Exercise instructions »
From the material below, list every line containing "регионального".

Data for processing »

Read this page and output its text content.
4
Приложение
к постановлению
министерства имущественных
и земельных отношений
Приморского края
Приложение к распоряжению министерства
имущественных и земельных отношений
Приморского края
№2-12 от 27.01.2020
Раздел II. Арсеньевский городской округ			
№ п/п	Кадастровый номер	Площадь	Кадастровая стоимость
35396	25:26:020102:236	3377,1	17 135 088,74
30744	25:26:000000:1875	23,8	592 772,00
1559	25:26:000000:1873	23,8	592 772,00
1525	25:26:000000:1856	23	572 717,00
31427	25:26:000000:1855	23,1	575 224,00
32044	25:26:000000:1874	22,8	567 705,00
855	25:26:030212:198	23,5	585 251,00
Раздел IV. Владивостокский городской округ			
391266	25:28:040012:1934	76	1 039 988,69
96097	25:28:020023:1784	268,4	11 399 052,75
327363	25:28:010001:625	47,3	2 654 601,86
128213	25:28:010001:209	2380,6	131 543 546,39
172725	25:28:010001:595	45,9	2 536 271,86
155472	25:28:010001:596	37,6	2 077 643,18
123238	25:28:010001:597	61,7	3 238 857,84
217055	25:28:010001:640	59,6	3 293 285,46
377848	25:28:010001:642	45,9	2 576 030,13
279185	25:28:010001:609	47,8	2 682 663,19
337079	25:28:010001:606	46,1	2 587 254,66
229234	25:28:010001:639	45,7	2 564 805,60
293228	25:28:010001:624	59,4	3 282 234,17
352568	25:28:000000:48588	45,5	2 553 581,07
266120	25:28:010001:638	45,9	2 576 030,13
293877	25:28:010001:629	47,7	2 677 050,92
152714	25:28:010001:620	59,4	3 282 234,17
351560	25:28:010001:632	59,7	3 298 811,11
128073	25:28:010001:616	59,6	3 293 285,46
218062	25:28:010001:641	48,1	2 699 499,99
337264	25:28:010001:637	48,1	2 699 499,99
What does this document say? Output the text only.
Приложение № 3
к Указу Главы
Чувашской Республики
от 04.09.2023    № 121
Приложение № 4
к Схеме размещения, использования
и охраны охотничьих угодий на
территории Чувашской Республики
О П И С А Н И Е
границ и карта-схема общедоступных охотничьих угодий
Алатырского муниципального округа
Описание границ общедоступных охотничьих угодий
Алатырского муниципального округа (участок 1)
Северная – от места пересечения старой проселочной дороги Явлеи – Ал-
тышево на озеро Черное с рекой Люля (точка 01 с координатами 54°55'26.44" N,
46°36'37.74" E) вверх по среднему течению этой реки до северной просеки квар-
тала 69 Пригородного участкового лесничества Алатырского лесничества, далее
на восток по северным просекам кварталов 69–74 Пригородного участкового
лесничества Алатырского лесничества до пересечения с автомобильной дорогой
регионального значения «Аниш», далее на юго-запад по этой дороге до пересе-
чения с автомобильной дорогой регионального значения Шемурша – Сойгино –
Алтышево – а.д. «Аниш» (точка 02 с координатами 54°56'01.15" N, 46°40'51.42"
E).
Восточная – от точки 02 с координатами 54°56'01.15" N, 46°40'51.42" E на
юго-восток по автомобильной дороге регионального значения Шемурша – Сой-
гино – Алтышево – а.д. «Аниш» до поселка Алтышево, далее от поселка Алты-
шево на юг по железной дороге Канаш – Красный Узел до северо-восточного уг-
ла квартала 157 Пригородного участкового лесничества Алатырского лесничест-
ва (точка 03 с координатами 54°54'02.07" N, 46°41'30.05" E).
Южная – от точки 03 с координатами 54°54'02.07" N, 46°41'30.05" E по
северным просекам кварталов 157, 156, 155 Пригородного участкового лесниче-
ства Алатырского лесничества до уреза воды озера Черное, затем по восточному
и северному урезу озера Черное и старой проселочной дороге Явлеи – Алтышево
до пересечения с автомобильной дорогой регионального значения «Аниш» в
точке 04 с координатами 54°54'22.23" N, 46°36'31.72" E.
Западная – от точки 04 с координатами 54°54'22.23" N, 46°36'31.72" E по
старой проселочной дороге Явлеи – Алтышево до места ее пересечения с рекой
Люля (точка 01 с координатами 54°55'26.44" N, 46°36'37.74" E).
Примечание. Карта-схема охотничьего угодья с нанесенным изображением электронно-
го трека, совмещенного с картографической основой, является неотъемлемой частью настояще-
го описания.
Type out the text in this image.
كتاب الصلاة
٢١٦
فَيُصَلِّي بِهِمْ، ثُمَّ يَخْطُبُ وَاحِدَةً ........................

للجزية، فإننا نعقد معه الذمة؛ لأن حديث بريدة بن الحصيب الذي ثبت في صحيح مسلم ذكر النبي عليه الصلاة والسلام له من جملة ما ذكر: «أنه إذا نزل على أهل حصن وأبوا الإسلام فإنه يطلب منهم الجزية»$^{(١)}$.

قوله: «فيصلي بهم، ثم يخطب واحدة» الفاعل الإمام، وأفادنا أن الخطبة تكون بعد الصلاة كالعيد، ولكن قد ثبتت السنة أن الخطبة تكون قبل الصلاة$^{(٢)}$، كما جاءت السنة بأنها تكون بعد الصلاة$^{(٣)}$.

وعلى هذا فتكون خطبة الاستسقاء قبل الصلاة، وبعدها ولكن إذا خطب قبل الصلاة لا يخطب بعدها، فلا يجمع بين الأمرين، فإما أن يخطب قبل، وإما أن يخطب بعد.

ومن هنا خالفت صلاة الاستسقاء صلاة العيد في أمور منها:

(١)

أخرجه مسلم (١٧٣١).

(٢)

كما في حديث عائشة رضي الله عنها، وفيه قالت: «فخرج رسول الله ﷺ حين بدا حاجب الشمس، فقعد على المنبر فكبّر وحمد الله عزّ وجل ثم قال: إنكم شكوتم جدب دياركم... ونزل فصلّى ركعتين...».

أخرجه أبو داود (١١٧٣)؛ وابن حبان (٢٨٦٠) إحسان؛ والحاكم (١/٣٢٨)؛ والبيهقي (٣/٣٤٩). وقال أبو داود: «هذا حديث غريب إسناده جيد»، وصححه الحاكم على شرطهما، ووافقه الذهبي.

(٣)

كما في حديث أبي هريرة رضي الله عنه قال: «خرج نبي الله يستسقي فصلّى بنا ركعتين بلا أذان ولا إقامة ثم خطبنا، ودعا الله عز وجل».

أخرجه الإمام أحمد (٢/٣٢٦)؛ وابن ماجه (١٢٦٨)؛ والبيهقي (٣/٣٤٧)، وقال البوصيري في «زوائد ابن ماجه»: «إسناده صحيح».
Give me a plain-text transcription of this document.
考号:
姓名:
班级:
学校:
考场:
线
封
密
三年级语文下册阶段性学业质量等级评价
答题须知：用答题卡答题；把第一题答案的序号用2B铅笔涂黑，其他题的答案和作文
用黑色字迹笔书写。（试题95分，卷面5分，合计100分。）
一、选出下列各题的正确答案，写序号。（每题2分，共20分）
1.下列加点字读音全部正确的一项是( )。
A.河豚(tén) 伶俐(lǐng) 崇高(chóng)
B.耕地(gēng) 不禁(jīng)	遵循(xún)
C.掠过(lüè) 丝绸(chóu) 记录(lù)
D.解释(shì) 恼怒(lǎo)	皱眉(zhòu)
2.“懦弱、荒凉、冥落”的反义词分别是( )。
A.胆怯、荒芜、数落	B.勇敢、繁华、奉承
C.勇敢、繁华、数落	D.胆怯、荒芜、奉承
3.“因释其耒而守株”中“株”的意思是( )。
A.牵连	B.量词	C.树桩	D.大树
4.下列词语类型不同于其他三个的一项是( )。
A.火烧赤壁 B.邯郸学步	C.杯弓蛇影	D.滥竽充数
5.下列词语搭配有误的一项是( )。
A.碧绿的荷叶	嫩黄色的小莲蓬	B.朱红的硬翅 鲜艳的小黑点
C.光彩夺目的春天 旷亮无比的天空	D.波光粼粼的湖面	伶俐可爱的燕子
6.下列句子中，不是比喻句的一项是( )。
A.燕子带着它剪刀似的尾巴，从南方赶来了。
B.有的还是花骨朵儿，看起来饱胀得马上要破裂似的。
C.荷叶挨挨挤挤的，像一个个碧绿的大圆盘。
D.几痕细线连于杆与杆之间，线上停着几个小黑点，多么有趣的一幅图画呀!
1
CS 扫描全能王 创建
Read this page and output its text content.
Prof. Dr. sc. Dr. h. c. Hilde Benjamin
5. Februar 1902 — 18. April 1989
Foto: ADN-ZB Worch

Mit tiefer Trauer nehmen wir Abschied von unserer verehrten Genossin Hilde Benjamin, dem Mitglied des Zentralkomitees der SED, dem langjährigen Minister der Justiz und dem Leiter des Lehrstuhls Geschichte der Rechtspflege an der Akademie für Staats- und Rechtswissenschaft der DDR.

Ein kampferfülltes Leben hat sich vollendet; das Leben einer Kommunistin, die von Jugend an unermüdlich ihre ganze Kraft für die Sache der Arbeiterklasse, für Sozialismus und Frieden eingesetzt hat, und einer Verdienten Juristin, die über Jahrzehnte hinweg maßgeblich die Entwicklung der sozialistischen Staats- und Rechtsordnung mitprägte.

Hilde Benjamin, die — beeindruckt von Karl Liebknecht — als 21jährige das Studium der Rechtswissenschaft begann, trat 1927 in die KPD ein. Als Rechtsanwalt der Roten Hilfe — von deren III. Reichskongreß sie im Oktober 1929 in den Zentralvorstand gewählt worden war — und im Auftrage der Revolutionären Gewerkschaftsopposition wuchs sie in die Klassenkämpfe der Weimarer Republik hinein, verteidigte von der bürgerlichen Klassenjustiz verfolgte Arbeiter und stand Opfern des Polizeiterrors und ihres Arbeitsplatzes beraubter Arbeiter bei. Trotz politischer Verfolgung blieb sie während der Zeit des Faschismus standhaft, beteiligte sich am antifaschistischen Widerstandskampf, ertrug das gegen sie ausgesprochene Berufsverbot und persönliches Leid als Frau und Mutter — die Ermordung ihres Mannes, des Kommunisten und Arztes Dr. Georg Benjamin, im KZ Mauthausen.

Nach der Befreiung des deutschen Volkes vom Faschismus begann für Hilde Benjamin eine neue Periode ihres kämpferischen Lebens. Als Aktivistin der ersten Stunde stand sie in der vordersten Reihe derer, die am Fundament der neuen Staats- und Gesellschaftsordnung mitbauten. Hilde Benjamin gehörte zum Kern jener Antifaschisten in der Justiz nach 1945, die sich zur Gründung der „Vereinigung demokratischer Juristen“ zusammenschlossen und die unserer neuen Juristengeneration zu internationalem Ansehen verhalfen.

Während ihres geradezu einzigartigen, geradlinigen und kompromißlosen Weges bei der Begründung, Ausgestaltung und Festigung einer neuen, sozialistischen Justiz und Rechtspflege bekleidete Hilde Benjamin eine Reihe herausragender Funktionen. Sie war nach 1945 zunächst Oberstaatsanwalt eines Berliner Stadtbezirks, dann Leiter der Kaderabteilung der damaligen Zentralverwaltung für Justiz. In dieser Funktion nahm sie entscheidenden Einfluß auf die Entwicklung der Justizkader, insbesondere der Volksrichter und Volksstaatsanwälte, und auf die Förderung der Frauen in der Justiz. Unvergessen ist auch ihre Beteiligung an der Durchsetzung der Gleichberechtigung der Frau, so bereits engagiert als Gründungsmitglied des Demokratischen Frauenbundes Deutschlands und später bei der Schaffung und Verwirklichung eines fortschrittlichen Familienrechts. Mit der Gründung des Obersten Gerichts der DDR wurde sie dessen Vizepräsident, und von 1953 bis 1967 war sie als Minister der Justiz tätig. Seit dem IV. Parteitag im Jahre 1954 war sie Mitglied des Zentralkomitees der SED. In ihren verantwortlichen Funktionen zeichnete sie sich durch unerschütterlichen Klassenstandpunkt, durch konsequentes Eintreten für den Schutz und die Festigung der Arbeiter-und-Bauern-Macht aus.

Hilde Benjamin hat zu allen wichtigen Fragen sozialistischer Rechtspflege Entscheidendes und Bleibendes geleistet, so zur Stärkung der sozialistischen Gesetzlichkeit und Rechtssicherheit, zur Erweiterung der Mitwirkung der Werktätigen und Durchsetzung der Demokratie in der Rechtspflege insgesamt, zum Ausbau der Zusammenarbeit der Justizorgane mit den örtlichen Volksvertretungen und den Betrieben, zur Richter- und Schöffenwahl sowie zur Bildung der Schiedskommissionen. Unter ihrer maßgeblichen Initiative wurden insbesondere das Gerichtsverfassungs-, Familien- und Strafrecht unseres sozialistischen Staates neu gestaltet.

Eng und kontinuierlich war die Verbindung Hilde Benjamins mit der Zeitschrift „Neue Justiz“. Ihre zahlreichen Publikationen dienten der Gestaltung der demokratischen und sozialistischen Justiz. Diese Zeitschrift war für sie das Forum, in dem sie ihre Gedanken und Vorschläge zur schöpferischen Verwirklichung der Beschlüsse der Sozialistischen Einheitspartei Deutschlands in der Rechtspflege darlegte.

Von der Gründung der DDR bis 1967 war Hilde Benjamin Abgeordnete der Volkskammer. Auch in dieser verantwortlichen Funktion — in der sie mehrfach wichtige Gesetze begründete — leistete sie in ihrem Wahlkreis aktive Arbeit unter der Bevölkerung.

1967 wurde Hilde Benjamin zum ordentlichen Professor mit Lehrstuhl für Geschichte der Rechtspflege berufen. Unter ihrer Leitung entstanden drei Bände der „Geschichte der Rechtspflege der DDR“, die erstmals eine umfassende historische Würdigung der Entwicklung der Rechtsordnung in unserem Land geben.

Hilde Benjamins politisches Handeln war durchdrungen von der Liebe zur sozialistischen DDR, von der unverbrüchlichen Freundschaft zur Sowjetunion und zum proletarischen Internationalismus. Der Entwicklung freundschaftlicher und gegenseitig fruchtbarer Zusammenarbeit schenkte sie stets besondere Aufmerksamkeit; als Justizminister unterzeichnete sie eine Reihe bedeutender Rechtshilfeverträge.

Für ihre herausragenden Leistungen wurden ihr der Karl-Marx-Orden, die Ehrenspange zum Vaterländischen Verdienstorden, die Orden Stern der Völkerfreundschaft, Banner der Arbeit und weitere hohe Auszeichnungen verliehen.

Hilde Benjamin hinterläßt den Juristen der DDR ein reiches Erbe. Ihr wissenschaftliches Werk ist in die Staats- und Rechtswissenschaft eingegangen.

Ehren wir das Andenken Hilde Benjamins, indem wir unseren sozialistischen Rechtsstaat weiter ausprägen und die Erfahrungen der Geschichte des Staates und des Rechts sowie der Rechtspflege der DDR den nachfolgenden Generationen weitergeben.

Response »
регионального значения «Аниш», далее на юго-запад по этой дороге до пересе-
чения с автомобильной дорогой регионального значения Шемурша – Сойгино –
юго-восток по автомобильной дороге регионального значения Шемурша – Сой-
до пересечения с автомобильной дорогой регионального значения «Аниш» в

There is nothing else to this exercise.